» PROBLEM TO WORK ON: Extract all lines containing "user".

» LISTING:

#####

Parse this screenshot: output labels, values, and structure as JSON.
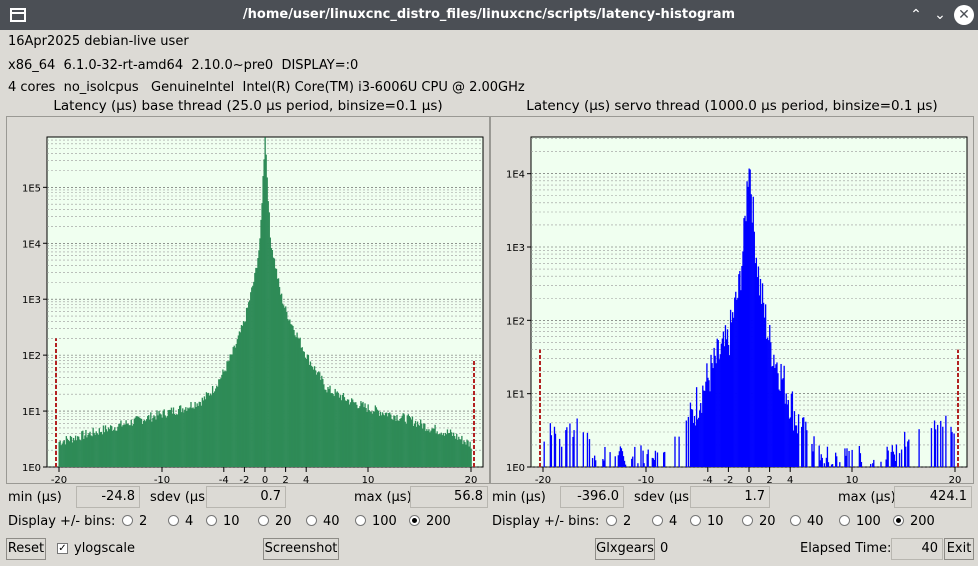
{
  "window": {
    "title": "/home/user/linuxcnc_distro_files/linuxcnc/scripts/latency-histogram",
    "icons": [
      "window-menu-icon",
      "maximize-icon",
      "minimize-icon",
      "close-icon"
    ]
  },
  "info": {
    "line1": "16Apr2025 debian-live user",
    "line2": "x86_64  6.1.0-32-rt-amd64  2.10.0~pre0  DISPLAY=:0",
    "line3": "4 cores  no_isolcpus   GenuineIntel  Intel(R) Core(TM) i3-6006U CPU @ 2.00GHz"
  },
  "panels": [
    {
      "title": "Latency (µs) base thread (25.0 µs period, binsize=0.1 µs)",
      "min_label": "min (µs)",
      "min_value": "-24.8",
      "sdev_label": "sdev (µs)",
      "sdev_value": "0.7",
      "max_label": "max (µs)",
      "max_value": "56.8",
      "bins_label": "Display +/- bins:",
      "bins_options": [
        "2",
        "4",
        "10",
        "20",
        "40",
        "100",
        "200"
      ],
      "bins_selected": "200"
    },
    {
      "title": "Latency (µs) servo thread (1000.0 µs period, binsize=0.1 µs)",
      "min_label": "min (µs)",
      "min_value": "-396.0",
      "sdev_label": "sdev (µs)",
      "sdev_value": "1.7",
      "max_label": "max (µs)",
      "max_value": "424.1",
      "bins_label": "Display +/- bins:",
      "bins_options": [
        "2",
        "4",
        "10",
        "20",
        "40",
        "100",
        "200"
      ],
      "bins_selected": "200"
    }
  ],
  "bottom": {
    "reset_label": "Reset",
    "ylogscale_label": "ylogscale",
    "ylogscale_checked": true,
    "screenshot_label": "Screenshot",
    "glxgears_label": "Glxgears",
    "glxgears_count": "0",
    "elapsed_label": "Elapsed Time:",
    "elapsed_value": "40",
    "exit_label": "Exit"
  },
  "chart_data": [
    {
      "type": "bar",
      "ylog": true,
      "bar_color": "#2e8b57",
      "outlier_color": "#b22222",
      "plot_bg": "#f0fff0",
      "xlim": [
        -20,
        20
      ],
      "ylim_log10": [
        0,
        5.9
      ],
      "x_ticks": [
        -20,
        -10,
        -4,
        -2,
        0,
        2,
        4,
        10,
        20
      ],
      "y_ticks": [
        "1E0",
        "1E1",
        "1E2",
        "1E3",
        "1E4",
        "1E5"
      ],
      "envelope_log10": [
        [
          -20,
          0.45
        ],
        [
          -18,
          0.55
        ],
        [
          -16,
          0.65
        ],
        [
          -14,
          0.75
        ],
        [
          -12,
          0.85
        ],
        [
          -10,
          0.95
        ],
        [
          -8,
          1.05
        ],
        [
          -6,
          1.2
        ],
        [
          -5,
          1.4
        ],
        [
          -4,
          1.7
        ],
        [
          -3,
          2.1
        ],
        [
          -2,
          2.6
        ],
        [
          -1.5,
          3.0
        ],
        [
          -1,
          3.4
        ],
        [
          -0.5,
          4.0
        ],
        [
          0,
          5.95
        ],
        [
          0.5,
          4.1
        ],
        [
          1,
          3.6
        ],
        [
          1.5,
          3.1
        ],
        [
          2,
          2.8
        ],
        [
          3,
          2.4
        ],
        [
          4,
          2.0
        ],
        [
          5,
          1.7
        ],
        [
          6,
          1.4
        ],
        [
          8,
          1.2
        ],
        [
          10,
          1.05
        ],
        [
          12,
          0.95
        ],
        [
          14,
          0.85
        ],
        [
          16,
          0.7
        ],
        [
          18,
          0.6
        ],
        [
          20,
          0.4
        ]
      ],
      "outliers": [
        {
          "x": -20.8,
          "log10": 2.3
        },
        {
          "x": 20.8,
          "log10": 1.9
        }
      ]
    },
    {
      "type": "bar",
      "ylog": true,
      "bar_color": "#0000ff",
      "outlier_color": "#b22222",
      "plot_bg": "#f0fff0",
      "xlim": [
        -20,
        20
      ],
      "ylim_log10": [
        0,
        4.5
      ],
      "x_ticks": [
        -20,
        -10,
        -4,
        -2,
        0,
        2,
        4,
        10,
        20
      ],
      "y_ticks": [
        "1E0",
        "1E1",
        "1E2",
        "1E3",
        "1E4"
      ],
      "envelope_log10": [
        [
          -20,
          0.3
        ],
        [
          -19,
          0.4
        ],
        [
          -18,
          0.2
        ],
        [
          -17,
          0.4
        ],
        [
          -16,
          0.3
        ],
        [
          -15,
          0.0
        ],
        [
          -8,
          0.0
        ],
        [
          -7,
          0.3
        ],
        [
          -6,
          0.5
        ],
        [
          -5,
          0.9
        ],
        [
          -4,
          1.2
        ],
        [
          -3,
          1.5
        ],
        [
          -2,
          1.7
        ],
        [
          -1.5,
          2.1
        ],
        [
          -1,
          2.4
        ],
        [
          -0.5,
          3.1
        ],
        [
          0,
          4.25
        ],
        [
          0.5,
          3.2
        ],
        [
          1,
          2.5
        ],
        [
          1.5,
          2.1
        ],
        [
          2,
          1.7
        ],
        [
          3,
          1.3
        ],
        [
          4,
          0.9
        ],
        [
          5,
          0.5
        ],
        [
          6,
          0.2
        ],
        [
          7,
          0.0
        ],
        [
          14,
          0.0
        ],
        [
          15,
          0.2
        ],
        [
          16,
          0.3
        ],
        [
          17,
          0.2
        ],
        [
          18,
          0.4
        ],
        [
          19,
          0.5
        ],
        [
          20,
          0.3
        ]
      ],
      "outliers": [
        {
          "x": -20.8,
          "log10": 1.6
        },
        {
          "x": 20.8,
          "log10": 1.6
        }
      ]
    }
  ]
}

#####

» SOLVED EXERCISE:
    "title": "/home/user/linuxcnc_distro_files/linuxcnc/scripts/latency-histogram",
    "line1": "16Apr2025 debian-live user",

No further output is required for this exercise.